* **Your objective**
Please put each line of the listing, from its first line through the line containing "series-line-0 bbox=[282, 1227, 1640, 1647]", into a JSON list of strings, one string per line and no blank lines.
>> START Dataset
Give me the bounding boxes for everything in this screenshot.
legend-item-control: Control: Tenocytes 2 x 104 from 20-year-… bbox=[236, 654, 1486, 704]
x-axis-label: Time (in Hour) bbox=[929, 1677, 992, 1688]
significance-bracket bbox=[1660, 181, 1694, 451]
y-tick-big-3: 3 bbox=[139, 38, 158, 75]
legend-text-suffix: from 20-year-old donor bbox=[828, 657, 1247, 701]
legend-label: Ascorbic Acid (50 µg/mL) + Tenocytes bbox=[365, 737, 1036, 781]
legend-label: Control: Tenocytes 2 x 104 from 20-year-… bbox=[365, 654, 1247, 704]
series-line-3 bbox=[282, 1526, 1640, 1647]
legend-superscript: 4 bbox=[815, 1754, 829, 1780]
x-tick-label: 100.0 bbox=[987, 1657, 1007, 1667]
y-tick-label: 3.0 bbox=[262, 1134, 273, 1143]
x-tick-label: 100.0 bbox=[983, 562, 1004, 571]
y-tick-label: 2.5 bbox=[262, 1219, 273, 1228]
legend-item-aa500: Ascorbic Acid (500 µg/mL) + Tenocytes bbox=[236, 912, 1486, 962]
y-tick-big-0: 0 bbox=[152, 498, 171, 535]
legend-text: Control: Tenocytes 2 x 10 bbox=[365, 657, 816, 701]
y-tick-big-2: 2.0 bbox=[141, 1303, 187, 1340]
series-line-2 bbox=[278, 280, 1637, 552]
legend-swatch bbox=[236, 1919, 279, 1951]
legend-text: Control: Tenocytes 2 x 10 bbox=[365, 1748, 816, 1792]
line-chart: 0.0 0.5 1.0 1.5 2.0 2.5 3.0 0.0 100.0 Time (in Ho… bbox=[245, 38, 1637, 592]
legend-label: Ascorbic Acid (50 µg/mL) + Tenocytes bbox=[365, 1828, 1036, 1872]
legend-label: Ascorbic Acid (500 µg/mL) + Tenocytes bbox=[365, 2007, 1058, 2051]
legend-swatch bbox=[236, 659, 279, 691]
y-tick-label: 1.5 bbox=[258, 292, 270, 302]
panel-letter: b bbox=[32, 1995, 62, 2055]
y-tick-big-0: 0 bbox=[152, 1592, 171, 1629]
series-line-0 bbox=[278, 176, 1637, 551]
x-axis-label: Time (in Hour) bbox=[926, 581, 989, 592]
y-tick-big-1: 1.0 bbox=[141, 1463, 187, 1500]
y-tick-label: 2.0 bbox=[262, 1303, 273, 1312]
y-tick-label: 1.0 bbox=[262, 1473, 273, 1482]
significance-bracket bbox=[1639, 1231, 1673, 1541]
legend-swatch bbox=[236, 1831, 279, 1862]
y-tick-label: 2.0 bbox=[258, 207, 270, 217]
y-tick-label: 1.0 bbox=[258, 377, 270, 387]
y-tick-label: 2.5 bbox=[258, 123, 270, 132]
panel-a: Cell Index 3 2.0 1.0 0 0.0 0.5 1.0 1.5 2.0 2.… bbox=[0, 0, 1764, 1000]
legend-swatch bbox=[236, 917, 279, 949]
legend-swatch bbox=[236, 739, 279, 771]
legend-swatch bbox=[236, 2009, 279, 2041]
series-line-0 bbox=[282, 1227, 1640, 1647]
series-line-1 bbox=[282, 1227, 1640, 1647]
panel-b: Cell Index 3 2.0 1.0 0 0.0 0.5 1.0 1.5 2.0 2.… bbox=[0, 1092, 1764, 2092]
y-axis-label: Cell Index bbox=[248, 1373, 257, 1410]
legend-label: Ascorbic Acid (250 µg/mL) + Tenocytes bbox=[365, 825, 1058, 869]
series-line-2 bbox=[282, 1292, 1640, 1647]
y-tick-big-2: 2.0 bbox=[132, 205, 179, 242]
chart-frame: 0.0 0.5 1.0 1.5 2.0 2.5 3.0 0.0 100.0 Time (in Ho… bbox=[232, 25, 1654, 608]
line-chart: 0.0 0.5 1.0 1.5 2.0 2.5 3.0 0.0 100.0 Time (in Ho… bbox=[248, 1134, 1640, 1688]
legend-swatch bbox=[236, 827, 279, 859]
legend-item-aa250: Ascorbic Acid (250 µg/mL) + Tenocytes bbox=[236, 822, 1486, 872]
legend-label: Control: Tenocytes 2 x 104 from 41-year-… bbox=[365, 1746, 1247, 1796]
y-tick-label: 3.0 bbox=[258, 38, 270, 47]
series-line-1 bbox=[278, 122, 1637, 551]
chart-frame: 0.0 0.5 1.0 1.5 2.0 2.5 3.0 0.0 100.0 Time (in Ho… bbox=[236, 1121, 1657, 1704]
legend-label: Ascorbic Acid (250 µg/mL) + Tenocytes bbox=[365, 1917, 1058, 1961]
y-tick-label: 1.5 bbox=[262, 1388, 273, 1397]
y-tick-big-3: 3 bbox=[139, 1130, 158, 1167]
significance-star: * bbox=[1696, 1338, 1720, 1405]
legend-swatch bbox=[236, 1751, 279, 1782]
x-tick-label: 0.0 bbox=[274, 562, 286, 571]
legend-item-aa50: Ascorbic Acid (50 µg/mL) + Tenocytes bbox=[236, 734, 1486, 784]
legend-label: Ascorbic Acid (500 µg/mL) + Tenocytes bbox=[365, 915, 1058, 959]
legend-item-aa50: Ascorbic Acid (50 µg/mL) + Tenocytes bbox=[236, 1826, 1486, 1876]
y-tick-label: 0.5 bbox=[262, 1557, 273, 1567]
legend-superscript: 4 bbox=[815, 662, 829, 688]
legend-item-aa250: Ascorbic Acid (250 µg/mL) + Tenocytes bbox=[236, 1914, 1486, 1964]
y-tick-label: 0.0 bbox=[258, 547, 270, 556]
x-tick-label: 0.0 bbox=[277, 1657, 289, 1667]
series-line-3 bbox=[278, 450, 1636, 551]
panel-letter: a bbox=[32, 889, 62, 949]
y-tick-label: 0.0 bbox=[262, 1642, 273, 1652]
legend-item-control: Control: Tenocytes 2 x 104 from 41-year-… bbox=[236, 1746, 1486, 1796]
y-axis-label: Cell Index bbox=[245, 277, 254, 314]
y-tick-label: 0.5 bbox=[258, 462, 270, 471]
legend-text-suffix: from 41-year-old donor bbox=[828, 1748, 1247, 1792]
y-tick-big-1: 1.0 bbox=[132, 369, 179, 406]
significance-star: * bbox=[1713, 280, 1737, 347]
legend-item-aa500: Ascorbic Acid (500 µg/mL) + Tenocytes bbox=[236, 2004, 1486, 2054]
>> END Dataset
* **Answer below**
[
  "Give me the bounding boxes for everything in this screenshot.",
  "legend-item-control: Control: Tenocytes 2 x 104 from 20-year-… bbox=[236, 654, 1486, 704]",
  "x-axis-label: Time (in Hour) bbox=[929, 1677, 992, 1688]",
  "significance-bracket bbox=[1660, 181, 1694, 451]",
  "y-tick-big-3: 3 bbox=[139, 38, 158, 75]",
  "legend-text-suffix: from 20-year-old donor bbox=[828, 657, 1247, 701]",
  "legend-label: Ascorbic Acid (50 µg/mL) + Tenocytes bbox=[365, 737, 1036, 781]",
  "legend-label: Control: Tenocytes 2 x 104 from 20-year-… bbox=[365, 654, 1247, 704]",
  "series-line-3 bbox=[282, 1526, 1640, 1647]",
  "legend-superscript: 4 bbox=[815, 1754, 829, 1780]",
  "x-tick-label: 100.0 bbox=[987, 1657, 1007, 1667]",
  "y-tick-label: 3.0 bbox=[262, 1134, 273, 1143]",
  "x-tick-label: 100.0 bbox=[983, 562, 1004, 571]",
  "y-tick-label: 2.5 bbox=[262, 1219, 273, 1228]",
  "legend-item-aa500: Ascorbic Acid (500 µg/mL) + Tenocytes bbox=[236, 912, 1486, 962]",
  "y-tick-big-0: 0 bbox=[152, 498, 171, 535]",
  "legend-text: Control: Tenocytes 2 x 10 bbox=[365, 657, 816, 701]",
  "y-tick-big-2: 2.0 bbox=[141, 1303, 187, 1340]",
  "series-line-2 bbox=[278, 280, 1637, 552]",
  "legend-swatch bbox=[236, 1919, 279, 1951]",
  "legend-text: Control: Tenocytes 2 x 10 bbox=[365, 1748, 816, 1792]",
  "line-chart: 0.0 0.5 1.0 1.5 2.0 2.5 3.0 0.0 100.0 Time (in Ho… bbox=[245, 38, 1637, 592]",
  "legend-label: Ascorbic Acid (50 µg/mL) + Tenocytes bbox=[365, 1828, 1036, 1872]",
  "legend-label: Ascorbic Acid (500 µg/mL) + Tenocytes bbox=[365, 2007, 1058, 2051]",
  "legend-swatch bbox=[236, 659, 279, 691]",
  "y-tick-label: 1.5 bbox=[258, 292, 270, 302]",
  "panel-letter: b bbox=[32, 1995, 62, 2055]",
  "y-tick-big-0: 0 bbox=[152, 1592, 171, 1629]",
  "series-line-0 bbox=[278, 176, 1637, 551]",
  "x-axis-label: Time (in Hour) bbox=[926, 581, 989, 592]",
  "y-tick-big-1: 1.0 bbox=[141, 1463, 187, 1500]",
  "y-tick-label: 2.0 bbox=[262, 1303, 273, 1312]",
  "y-tick-label: 1.0 bbox=[262, 1473, 273, 1482]",
  "significance-bracket bbox=[1639, 1231, 1673, 1541]",
  "legend-swatch bbox=[236, 1831, 279, 1862]",
  "y-tick-label: 2.0 bbox=[258, 207, 270, 217]",
  "y-tick-label: 1.0 bbox=[258, 377, 270, 387]",
  "y-tick-label: 2.5 bbox=[258, 123, 270, 132]",
  "panel-a: Cell Index 3 2.0 1.0 0 0.0 0.5 1.0 1.5 2.0 2.… bbox=[0, 0, 1764, 1000]",
  "legend-swatch bbox=[236, 917, 279, 949]",
  "legend-swatch bbox=[236, 739, 279, 771]",
  "legend-swatch bbox=[236, 2009, 279, 2041]",
  "series-line-0 bbox=[282, 1227, 1640, 1647]"
]